Below is the data. Give it again, complete and exact.
BEGIN
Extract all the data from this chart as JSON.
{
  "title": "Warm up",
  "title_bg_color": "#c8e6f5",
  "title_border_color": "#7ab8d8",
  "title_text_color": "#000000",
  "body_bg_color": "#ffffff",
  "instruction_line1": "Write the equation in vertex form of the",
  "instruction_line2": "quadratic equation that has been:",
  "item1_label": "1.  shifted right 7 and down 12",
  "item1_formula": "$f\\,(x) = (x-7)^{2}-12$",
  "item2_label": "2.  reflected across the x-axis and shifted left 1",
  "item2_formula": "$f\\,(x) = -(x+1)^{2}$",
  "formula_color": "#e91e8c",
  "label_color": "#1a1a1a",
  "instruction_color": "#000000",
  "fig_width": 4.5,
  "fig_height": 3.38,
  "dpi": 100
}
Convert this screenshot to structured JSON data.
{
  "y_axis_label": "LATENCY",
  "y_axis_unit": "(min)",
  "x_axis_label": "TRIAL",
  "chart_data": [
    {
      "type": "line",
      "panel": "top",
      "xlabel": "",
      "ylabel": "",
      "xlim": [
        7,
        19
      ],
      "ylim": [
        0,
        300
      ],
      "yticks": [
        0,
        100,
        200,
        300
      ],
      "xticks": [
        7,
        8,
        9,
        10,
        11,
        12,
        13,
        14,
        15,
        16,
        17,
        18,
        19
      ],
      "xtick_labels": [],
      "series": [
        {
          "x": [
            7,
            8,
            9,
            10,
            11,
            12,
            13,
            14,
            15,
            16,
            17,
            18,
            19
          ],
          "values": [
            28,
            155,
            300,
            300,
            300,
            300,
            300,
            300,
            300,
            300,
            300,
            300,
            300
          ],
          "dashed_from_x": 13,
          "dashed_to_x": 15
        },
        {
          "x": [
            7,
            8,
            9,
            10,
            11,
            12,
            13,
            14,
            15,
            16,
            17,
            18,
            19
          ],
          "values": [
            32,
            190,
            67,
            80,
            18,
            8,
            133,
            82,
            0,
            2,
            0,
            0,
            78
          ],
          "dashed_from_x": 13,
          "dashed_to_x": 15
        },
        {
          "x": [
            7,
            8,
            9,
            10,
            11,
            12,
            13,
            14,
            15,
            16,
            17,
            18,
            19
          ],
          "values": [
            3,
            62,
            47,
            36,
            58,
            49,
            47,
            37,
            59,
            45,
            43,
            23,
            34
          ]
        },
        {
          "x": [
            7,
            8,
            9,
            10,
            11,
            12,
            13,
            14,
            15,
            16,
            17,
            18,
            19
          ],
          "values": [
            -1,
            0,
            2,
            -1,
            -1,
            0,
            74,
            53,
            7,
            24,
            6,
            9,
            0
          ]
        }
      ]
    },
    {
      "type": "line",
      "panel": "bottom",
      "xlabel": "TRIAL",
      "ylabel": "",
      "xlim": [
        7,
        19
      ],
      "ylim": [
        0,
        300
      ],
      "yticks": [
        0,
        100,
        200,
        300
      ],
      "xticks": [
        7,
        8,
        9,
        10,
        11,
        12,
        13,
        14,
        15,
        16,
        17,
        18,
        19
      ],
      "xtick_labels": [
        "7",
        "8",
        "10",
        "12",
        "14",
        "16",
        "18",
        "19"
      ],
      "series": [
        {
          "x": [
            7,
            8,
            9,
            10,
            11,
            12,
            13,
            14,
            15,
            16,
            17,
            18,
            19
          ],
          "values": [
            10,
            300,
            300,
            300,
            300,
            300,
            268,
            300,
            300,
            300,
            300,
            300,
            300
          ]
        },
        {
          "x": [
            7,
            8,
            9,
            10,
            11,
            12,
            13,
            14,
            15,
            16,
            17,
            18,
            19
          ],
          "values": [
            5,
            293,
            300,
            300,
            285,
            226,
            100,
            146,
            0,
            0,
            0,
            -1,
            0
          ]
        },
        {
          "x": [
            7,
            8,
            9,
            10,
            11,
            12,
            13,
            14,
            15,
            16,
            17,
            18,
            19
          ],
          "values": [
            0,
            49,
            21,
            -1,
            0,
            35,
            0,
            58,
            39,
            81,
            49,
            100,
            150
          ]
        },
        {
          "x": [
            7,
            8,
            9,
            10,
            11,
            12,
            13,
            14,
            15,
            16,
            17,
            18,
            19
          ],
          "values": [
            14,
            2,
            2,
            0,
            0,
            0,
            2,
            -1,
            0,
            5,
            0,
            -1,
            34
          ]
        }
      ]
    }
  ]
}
END
Final answer:
Extract all the data from this chart as JSON.
{
  "title": "Warm up",
  "title_bg_color": "#c8e6f5",
  "title_border_color": "#7ab8d8",
  "title_text_color": "#000000",
  "body_bg_color": "#ffffff",
  "instruction_line1": "Write the equation in vertex form of the",
  "instruction_line2": "quadratic equation that has been:",
  "item1_label": "1.  shifted right 7 and down 12",
  "item1_formula": "$f\\,(x) = (x-7)^{2}-12$",
  "item2_label": "2.  reflected across the x-axis and shifted left 1",
  "item2_formula": "$f\\,(x) = -(x+1)^{2}$",
  "formula_color": "#e91e8c",
  "label_color": "#1a1a1a",
  "instruction_color": "#000000",
  "fig_width": 4.5,
  "fig_height": 3.38,
  "dpi": 100
}
Convert this screenshot to structured JSON data.
{
  "y_axis_label": "LATENCY",
  "y_axis_unit": "(min)",
  "x_axis_label": "TRIAL",
  "chart_data": [
    {
      "type": "line",
      "panel": "top",
      "xlabel": "",
      "ylabel": "",
      "xlim": [
        7,
        19
      ],
      "ylim": [
        0,
        300
      ],
      "yticks": [
        0,
        100,
        200,
        300
      ],
      "xticks": [
        7,
        8,
        9,
        10,
        11,
        12,
        13,
        14,
        15,
        16,
        17,
        18,
        19
      ],
      "xtick_labels": [],
      "series": [
        {
          "x": [
            7,
            8,
            9,
            10,
            11,
            12,
            13,
            14,
            15,
            16,
            17,
            18,
            19
          ],
          "values": [
            28,
            155,
            300,
            300,
            300,
            300,
            300,
            300,
            300,
            300,
            300,
            300,
            300
          ],
          "dashed_from_x": 13,
          "dashed_to_x": 15
        },
        {
          "x": [
            7,
            8,
            9,
            10,
            11,
            12,
            13,
            14,
            15,
            16,
            17,
            18,
            19
          ],
          "values": [
            32,
            190,
            67,
            80,
            18,
            8,
            133,
            82,
            0,
            2,
            0,
            0,
            78
          ],
          "dashed_from_x": 13,
          "dashed_to_x": 15
        },
        {
          "x": [
            7,
            8,
            9,
            10,
            11,
            12,
            13,
            14,
            15,
            16,
            17,
            18,
            19
          ],
          "values": [
            3,
            62,
            47,
            36,
            58,
            49,
            47,
            37,
            59,
            45,
            43,
            23,
            34
          ]
        },
        {
          "x": [
            7,
            8,
            9,
            10,
            11,
            12,
            13,
            14,
            15,
            16,
            17,
            18,
            19
          ],
          "values": [
            -1,
            0,
            2,
            -1,
            -1,
            0,
            74,
            53,
            7,
            24,
            6,
            9,
            0
          ]
        }
      ]
    },
    {
      "type": "line",
      "panel": "bottom",
      "xlabel": "TRIAL",
      "ylabel": "",
      "xlim": [
        7,
        19
      ],
      "ylim": [
        0,
        300
      ],
      "yticks": [
        0,
        100,
        200,
        300
      ],
      "xticks": [
        7,
        8,
        9,
        10,
        11,
        12,
        13,
        14,
        15,
        16,
        17,
        18,
        19
      ],
      "xtick_labels": [
        "7",
        "8",
        "10",
        "12",
        "14",
        "16",
        "18",
        "19"
      ],
      "series": [
        {
          "x": [
            7,
            8,
            9,
            10,
            11,
            12,
            13,
            14,
            15,
            16,
            17,
            18,
            19
          ],
          "values": [
            10,
            300,
            300,
            300,
            300,
            300,
            268,
            300,
            300,
            300,
            300,
            300,
            300
          ]
        },
        {
          "x": [
            7,
            8,
            9,
            10,
            11,
            12,
            13,
            14,
            15,
            16,
            17,
            18,
            19
          ],
          "values": [
            5,
            293,
            300,
            300,
            285,
            226,
            100,
            146,
            0,
            0,
            0,
            -1,
            0
          ]
        },
        {
          "x": [
            7,
            8,
            9,
            10,
            11,
            12,
            13,
            14,
            15,
            16,
            17,
            18,
            19
          ],
          "values": [
            0,
            49,
            21,
            -1,
            0,
            35,
            0,
            58,
            39,
            81,
            49,
            100,
            150
          ]
        },
        {
          "x": [
            7,
            8,
            9,
            10,
            11,
            12,
            13,
            14,
            15,
            16,
            17,
            18,
            19
          ],
          "values": [
            14,
            2,
            2,
            0,
            0,
            0,
            2,
            -1,
            0,
            5,
            0,
            -1,
            34
          ]
        }
      ]
    }
  ]
}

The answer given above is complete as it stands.